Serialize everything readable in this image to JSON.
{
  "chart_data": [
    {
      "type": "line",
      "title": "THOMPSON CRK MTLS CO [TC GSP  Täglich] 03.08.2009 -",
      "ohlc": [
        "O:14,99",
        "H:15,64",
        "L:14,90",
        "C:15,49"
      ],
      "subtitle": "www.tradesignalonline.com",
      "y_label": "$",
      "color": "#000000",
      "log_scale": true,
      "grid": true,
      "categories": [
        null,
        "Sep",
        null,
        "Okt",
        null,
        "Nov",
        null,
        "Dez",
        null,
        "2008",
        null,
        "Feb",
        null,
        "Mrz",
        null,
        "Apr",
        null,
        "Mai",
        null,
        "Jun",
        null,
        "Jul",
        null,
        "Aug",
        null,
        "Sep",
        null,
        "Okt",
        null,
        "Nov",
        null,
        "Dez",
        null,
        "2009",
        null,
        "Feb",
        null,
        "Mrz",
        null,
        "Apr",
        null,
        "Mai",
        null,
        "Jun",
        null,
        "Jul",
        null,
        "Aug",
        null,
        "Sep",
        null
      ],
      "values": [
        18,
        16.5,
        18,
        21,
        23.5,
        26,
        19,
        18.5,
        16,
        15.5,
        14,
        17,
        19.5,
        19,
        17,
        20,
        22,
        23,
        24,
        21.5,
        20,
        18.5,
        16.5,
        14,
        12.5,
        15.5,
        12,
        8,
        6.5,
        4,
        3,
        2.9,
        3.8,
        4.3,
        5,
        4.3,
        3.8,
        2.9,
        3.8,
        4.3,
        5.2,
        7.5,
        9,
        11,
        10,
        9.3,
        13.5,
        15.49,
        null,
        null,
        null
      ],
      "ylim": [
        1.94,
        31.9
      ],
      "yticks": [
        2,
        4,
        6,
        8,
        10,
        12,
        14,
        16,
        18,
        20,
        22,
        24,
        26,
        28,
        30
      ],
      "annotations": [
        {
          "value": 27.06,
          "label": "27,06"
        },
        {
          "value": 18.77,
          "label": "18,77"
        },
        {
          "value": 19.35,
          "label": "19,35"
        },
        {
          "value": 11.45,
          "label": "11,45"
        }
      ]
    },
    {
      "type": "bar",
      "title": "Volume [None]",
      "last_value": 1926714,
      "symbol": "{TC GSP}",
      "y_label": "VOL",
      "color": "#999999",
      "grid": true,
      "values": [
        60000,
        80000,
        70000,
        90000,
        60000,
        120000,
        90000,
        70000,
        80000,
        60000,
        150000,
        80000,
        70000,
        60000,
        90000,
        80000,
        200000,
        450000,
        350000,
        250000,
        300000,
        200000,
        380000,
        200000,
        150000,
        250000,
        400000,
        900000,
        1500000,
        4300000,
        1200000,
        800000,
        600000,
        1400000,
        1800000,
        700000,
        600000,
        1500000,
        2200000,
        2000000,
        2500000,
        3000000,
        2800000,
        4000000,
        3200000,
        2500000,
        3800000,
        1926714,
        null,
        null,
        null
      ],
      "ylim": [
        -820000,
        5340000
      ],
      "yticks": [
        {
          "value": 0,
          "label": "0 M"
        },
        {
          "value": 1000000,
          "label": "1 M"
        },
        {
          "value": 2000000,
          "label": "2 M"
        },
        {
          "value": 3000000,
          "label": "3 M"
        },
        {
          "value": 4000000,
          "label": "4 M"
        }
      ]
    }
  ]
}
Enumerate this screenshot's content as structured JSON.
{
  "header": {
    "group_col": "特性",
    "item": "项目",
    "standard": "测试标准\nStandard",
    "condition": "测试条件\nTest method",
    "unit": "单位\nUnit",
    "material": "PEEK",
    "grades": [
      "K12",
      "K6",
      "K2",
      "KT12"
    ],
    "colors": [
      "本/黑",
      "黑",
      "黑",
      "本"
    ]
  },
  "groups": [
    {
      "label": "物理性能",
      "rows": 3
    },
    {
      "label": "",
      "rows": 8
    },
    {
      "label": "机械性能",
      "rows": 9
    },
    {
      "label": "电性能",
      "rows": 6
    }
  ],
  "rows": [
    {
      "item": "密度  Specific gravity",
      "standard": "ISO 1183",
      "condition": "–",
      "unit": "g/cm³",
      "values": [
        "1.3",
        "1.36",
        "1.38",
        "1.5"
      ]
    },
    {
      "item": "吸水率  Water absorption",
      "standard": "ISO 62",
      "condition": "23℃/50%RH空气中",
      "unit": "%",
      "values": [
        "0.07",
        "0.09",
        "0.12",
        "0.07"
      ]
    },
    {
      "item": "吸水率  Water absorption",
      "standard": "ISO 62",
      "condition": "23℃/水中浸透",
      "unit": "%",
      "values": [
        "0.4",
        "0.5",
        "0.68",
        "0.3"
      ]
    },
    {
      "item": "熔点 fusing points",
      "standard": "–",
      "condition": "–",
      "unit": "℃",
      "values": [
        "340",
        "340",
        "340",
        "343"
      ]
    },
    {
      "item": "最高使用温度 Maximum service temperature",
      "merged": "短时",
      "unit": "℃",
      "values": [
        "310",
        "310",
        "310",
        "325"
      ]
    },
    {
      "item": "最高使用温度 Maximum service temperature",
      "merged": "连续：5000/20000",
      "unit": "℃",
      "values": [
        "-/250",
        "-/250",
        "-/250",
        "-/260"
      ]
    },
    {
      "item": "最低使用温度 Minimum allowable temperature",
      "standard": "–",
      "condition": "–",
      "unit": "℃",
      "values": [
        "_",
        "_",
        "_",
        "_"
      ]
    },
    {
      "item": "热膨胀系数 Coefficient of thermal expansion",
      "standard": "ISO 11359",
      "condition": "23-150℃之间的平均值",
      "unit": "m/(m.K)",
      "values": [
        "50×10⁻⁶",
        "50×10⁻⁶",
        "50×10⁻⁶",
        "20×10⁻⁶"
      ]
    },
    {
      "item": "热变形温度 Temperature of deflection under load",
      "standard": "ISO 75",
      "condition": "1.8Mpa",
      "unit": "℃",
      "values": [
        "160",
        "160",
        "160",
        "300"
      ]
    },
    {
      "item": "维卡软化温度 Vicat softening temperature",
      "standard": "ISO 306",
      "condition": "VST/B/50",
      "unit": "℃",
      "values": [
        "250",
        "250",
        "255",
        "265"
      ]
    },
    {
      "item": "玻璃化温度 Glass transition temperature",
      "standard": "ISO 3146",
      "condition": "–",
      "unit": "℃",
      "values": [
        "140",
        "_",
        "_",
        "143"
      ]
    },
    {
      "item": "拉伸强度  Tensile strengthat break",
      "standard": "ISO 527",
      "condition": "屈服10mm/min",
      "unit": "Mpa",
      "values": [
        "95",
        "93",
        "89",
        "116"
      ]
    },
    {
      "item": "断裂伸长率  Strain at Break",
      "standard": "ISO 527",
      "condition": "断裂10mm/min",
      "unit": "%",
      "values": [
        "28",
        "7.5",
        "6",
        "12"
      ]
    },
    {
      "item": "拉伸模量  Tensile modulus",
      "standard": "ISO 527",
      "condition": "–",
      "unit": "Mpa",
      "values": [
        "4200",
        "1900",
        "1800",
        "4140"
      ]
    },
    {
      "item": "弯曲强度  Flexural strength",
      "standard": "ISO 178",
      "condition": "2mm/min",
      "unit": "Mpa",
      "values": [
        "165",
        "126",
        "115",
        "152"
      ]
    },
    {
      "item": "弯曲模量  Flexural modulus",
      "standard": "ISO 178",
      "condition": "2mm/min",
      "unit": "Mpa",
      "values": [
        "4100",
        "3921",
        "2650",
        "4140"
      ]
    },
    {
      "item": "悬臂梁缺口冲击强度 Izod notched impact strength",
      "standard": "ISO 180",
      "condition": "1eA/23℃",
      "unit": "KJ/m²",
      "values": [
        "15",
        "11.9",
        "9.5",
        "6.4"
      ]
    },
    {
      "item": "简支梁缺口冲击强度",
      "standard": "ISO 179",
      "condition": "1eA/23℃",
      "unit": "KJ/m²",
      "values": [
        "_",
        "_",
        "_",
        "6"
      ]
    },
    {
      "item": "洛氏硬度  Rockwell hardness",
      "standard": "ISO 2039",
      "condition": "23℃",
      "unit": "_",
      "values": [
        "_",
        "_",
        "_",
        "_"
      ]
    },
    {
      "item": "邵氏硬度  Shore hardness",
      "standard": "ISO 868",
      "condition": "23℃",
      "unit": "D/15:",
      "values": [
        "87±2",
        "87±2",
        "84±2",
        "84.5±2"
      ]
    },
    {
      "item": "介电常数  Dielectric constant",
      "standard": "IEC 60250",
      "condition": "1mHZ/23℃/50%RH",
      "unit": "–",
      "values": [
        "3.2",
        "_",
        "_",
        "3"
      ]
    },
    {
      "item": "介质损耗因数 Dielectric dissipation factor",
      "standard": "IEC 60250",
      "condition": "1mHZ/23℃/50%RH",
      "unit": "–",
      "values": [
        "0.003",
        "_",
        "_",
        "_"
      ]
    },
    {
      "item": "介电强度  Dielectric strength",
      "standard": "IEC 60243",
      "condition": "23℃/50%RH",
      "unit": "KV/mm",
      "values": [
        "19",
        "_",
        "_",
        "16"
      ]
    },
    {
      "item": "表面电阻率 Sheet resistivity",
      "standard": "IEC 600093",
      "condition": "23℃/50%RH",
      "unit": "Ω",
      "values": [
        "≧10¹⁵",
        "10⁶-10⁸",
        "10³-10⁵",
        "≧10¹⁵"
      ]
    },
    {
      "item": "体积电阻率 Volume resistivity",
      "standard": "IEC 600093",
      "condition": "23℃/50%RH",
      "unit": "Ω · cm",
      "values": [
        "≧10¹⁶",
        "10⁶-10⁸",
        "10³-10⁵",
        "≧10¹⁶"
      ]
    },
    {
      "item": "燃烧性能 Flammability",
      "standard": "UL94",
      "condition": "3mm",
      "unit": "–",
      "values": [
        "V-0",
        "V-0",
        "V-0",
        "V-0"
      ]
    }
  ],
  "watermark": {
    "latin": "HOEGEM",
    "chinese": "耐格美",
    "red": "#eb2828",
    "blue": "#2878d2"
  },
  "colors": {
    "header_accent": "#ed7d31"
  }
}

# # # # # # #

**To be done:**
In the records above, find each line with the word "resistivity" and copy it.

**Solved problem:**
      "item": "表面电阻率 Sheet resistivity",
      "item": "体积电阻率 Volume resistivity",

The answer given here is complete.